**AIM**
Copy out all the data, word for word.

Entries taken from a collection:
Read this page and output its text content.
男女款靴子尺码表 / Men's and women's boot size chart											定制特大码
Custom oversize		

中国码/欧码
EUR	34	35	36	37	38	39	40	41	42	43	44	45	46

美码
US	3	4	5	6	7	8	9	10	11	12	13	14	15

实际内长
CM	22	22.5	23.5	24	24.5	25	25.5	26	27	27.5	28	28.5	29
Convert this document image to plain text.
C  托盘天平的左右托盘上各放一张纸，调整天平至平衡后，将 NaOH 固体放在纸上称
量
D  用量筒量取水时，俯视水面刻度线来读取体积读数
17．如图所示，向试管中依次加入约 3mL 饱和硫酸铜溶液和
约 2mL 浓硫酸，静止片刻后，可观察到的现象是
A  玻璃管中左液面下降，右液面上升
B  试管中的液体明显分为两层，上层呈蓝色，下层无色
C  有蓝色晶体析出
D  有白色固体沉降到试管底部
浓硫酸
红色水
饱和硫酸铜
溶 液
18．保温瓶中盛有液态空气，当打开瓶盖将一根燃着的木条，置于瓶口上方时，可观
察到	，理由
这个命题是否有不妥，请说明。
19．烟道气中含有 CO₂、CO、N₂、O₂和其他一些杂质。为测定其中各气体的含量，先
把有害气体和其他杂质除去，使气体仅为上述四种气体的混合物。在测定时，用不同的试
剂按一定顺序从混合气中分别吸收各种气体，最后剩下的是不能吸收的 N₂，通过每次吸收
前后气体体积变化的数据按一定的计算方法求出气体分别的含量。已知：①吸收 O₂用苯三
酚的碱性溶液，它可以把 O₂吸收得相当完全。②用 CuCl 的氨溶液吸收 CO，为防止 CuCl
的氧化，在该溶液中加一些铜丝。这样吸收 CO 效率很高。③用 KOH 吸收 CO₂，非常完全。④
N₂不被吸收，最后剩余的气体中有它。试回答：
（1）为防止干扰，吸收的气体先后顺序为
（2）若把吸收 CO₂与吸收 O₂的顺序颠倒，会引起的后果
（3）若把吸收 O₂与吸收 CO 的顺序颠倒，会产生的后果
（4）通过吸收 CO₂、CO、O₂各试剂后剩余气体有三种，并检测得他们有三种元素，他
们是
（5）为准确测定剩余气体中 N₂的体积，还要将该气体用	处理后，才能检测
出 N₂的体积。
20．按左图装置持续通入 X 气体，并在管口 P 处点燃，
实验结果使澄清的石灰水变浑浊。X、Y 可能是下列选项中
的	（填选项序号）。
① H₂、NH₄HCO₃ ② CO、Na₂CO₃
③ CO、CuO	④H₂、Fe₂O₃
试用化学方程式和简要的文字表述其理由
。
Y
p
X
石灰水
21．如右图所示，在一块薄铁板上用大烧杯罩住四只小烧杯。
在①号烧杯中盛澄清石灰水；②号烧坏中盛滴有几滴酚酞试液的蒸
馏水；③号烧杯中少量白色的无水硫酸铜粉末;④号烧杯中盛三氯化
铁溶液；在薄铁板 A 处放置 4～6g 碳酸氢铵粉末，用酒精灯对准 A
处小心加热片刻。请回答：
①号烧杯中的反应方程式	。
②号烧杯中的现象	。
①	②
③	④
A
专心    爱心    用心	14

**WRITTEN REPLY**
Read this page and output its text content.
男女款靴子尺码表 / Men's and women's boot size chart											定制特大码
Custom oversize		

中国码/欧码
EUR	34	35	36	37	38	39	40	41	42	43	44	45	46

美码
US	3	4	5	6	7	8	9	10	11	12	13	14	15

实际内长
CM	22	22.5	23.5	24	24.5	25	25.5	26	27	27.5	28	28.5	29
Convert this document image to plain text.
C  托盘天平的左右托盘上各放一张纸，调整天平至平衡后，将 NaOH 固体放在纸上称
量
D  用量筒量取水时，俯视水面刻度线来读取体积读数
17．如图所示，向试管中依次加入约 3mL 饱和硫酸铜溶液和
约 2mL 浓硫酸，静止片刻后，可观察到的现象是
A  玻璃管中左液面下降，右液面上升
B  试管中的液体明显分为两层，上层呈蓝色，下层无色
C  有蓝色晶体析出
D  有白色固体沉降到试管底部
浓硫酸
红色水
饱和硫酸铜
溶 液
18．保温瓶中盛有液态空气，当打开瓶盖将一根燃着的木条，置于瓶口上方时，可观
察到	，理由
这个命题是否有不妥，请说明。
19．烟道气中含有 CO₂、CO、N₂、O₂和其他一些杂质。为测定其中各气体的含量，先
把有害气体和其他杂质除去，使气体仅为上述四种气体的混合物。在测定时，用不同的试
剂按一定顺序从混合气中分别吸收各种气体，最后剩下的是不能吸收的 N₂，通过每次吸收
前后气体体积变化的数据按一定的计算方法求出气体分别的含量。已知：①吸收 O₂用苯三
酚的碱性溶液，它可以把 O₂吸收得相当完全。②用 CuCl 的氨溶液吸收 CO，为防止 CuCl
的氧化，在该溶液中加一些铜丝。这样吸收 CO 效率很高。③用 KOH 吸收 CO₂，非常完全。④
N₂不被吸收，最后剩余的气体中有它。试回答：
（1）为防止干扰，吸收的气体先后顺序为
（2）若把吸收 CO₂与吸收 O₂的顺序颠倒，会引起的后果
（3）若把吸收 O₂与吸收 CO 的顺序颠倒，会产生的后果
（4）通过吸收 CO₂、CO、O₂各试剂后剩余气体有三种，并检测得他们有三种元素，他
们是
（5）为准确测定剩余气体中 N₂的体积，还要将该气体用	处理后，才能检测
出 N₂的体积。
20．按左图装置持续通入 X 气体，并在管口 P 处点燃，
实验结果使澄清的石灰水变浑浊。X、Y 可能是下列选项中
的	（填选项序号）。
① H₂、NH₄HCO₃ ② CO、Na₂CO₃
③ CO、CuO	④H₂、Fe₂O₃
试用化学方程式和简要的文字表述其理由
。
Y
p
X
石灰水
21．如右图所示，在一块薄铁板上用大烧杯罩住四只小烧杯。
在①号烧杯中盛澄清石灰水；②号烧坏中盛滴有几滴酚酞试液的蒸
馏水；③号烧杯中少量白色的无水硫酸铜粉末;④号烧杯中盛三氯化
铁溶液；在薄铁板 A 处放置 4～6g 碳酸氢铵粉末，用酒精灯对准 A
处小心加热片刻。请回答：
①号烧杯中的反应方程式	。
②号烧杯中的现象	。
①	②
③	④
A
专心    爱心    用心	14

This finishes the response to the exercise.